- **Given request**:
Reproduce every line of the data below verbatim, in the same order.

- **Exercise inputs**:

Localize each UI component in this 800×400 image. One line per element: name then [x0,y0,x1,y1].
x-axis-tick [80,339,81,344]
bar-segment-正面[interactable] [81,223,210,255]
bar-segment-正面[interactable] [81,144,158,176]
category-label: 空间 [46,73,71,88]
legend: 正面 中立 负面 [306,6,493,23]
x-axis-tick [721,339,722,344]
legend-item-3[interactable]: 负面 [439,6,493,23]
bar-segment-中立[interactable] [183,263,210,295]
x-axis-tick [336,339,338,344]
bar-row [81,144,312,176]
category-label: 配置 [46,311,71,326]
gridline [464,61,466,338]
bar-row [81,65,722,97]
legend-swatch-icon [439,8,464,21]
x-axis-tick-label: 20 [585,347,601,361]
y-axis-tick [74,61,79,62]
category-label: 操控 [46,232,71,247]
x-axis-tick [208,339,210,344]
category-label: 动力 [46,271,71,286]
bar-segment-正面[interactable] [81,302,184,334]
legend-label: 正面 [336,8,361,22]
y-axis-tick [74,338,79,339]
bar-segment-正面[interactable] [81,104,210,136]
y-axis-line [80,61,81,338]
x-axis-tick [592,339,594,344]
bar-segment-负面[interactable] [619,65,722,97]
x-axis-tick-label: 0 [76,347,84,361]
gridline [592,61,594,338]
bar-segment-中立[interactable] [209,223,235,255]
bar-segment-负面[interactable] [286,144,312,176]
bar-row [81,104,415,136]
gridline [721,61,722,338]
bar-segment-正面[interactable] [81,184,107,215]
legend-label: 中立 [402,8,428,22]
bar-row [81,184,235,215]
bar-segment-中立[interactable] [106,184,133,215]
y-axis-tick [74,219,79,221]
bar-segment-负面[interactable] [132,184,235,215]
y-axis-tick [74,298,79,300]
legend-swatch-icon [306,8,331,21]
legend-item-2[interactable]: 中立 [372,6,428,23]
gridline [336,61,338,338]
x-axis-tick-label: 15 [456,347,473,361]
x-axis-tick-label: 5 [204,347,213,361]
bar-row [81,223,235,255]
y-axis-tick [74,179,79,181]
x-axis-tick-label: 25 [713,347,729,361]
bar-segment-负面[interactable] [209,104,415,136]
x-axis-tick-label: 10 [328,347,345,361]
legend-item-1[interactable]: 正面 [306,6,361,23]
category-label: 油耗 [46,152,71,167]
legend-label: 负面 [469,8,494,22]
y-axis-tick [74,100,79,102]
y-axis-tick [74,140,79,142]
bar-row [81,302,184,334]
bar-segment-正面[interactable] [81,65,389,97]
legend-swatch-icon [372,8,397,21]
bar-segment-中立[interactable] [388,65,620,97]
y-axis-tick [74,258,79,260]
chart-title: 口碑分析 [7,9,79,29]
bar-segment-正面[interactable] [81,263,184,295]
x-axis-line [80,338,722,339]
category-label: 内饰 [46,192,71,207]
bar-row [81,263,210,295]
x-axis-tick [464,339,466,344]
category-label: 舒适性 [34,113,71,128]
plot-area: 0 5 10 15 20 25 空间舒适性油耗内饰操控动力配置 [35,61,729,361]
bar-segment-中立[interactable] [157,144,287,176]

- **Task solution**:
Localize each UI component in this 800×400 image. One line per element: name then [x0,y0,x1,y1].
x-axis-tick [80,339,81,344]
bar-segment-正面[interactable] [81,223,210,255]
bar-segment-正面[interactable] [81,144,158,176]
category-label: 空间 [46,73,71,88]
legend: 正面 中立 负面 [306,6,493,23]
x-axis-tick [721,339,722,344]
legend-item-3[interactable]: 负面 [439,6,493,23]
bar-segment-中立[interactable] [183,263,210,295]
x-axis-tick [336,339,338,344]
bar-row [81,144,312,176]
category-label: 配置 [46,311,71,326]
gridline [464,61,466,338]
bar-row [81,65,722,97]
legend-swatch-icon [439,8,464,21]
x-axis-tick-label: 20 [585,347,601,361]
y-axis-tick [74,61,79,62]
category-label: 操控 [46,232,71,247]
x-axis-tick [208,339,210,344]
category-label: 动力 [46,271,71,286]
bar-segment-正面[interactable] [81,302,184,334]
legend-label: 正面 [336,8,361,22]
y-axis-tick [74,338,79,339]
bar-segment-正面[interactable] [81,104,210,136]
y-axis-line [80,61,81,338]
x-axis-tick [592,339,594,344]
bar-segment-负面[interactable] [619,65,722,97]
x-axis-tick-label: 0 [76,347,84,361]
gridline [592,61,594,338]
bar-segment-中立[interactable] [209,223,235,255]
bar-segment-负面[interactable] [286,144,312,176]
bar-row [81,104,415,136]
gridline [721,61,722,338]
bar-segment-正面[interactable] [81,184,107,215]
legend-label: 中立 [402,8,428,22]
bar-row [81,184,235,215]
bar-segment-中立[interactable] [106,184,133,215]
y-axis-tick [74,219,79,221]
bar-segment-负面[interactable] [132,184,235,215]
y-axis-tick [74,298,79,300]
legend-swatch-icon [306,8,331,21]
legend-item-2[interactable]: 中立 [372,6,428,23]
gridline [336,61,338,338]
x-axis-tick-label: 15 [456,347,473,361]
x-axis-tick-label: 5 [204,347,213,361]
bar-row [81,223,235,255]
y-axis-tick [74,179,79,181]
x-axis-tick-label: 25 [713,347,729,361]
bar-segment-负面[interactable] [209,104,415,136]
x-axis-tick-label: 10 [328,347,345,361]
legend-item-1[interactable]: 正面 [306,6,361,23]
category-label: 油耗 [46,152,71,167]
legend-label: 负面 [469,8,494,22]
y-axis-tick [74,100,79,102]
y-axis-tick [74,140,79,142]
bar-row [81,302,184,334]
bar-segment-正面[interactable] [81,65,389,97]
legend-swatch-icon [372,8,397,21]
bar-segment-中立[interactable] [388,65,620,97]
y-axis-tick [74,258,79,260]
chart-title: 口碑分析 [7,9,79,29]
bar-segment-正面[interactable] [81,263,184,295]
x-axis-line [80,338,722,339]
category-label: 内饰 [46,192,71,207]
bar-row [81,263,210,295]
x-axis-tick [464,339,466,344]
category-label: 舒适性 [34,113,71,128]
plot-area: 0 5 10 15 20 25 空间舒适性油耗内饰操控动力配置 [35,61,729,361]
bar-segment-中立[interactable] [157,144,287,176]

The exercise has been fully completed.